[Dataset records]
________________

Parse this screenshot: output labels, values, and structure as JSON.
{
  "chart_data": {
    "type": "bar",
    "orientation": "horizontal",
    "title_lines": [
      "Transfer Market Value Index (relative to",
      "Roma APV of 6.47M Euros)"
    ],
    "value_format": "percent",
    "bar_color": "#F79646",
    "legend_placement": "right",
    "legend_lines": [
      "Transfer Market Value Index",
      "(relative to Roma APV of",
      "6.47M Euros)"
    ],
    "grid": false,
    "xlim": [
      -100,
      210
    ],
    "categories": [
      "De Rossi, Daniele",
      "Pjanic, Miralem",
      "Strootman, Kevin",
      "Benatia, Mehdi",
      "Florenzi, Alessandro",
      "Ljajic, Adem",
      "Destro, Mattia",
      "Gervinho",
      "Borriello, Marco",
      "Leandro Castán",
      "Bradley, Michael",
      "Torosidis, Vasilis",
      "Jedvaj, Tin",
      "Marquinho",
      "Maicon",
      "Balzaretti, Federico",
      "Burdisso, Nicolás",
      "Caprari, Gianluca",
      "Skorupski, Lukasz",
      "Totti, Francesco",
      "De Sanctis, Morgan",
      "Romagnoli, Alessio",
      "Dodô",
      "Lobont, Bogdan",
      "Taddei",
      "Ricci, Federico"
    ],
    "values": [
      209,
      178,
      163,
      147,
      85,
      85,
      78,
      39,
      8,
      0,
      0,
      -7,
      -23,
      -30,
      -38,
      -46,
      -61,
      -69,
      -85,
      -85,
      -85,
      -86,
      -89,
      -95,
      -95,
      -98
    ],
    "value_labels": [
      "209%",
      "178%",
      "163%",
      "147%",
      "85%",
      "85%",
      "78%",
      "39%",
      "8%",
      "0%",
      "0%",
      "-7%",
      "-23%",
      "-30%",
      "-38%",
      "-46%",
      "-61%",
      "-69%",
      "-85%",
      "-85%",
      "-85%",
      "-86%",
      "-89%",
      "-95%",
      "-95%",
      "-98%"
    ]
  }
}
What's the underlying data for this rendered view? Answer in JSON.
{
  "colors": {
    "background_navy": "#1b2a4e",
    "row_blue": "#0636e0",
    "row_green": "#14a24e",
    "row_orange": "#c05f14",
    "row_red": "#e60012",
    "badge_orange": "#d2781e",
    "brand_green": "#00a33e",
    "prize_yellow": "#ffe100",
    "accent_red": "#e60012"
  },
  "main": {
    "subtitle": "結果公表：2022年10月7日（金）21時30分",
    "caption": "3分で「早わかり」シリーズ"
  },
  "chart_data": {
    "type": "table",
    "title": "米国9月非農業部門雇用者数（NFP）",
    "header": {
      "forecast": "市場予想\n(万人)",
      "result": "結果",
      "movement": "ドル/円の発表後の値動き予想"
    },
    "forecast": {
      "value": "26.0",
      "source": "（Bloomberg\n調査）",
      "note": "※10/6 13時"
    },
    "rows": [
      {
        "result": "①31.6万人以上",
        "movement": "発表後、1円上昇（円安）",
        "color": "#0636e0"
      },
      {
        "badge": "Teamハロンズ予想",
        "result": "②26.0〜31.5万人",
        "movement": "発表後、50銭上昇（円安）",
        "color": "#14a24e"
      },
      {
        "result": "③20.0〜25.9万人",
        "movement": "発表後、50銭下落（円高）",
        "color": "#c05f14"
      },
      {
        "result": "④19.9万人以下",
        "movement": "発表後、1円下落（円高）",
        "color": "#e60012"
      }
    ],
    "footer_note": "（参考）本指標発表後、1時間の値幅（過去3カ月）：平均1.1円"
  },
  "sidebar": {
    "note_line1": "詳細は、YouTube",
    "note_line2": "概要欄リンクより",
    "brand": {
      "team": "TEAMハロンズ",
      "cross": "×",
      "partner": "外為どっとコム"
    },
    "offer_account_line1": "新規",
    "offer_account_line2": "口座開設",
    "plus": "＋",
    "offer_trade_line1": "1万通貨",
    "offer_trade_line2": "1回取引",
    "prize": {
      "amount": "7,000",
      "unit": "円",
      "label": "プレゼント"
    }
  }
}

________________

_Exercise_.
Begin with the line that contains "What's the underlying" and set down each line exactly until the records above end, including the final line.

_Correct answer_.
What's the underlying data for this rendered view? Answer in JSON.
{
  "colors": {
    "background_navy": "#1b2a4e",
    "row_blue": "#0636e0",
    "row_green": "#14a24e",
    "row_orange": "#c05f14",
    "row_red": "#e60012",
    "badge_orange": "#d2781e",
    "brand_green": "#00a33e",
    "prize_yellow": "#ffe100",
    "accent_red": "#e60012"
  },
  "main": {
    "subtitle": "結果公表：2022年10月7日（金）21時30分",
    "caption": "3分で「早わかり」シリーズ"
  },
  "chart_data": {
    "type": "table",
    "title": "米国9月非農業部門雇用者数（NFP）",
    "header": {
      "forecast": "市場予想\n(万人)",
      "result": "結果",
      "movement": "ドル/円の発表後の値動き予想"
    },
    "forecast": {
      "value": "26.0",
      "source": "（Bloomberg\n調査）",
      "note": "※10/6 13時"
    },
    "rows": [
      {
        "result": "①31.6万人以上",
        "movement": "発表後、1円上昇（円安）",
        "color": "#0636e0"
      },
      {
        "badge": "Teamハロンズ予想",
        "result": "②26.0〜31.5万人",
        "movement": "発表後、50銭上昇（円安）",
        "color": "#14a24e"
      },
      {
        "result": "③20.0〜25.9万人",
        "movement": "発表後、50銭下落（円高）",
        "color": "#c05f14"
      },
      {
        "result": "④19.9万人以下",
        "movement": "発表後、1円下落（円高）",
        "color": "#e60012"
      }
    ],
    "footer_note": "（参考）本指標発表後、1時間の値幅（過去3カ月）：平均1.1円"
  },
  "sidebar": {
    "note_line1": "詳細は、YouTube",
    "note_line2": "概要欄リンクより",
    "brand": {
      "team": "TEAMハロンズ",
      "cross": "×",
      "partner": "外為どっとコム"
    },
    "offer_account_line1": "新規",
    "offer_account_line2": "口座開設",
    "plus": "＋",
    "offer_trade_line1": "1万通貨",
    "offer_trade_line2": "1回取引",
    "prize": {
      "amount": "7,000",
      "unit": "円",
      "label": "プレゼント"
    }
  }
}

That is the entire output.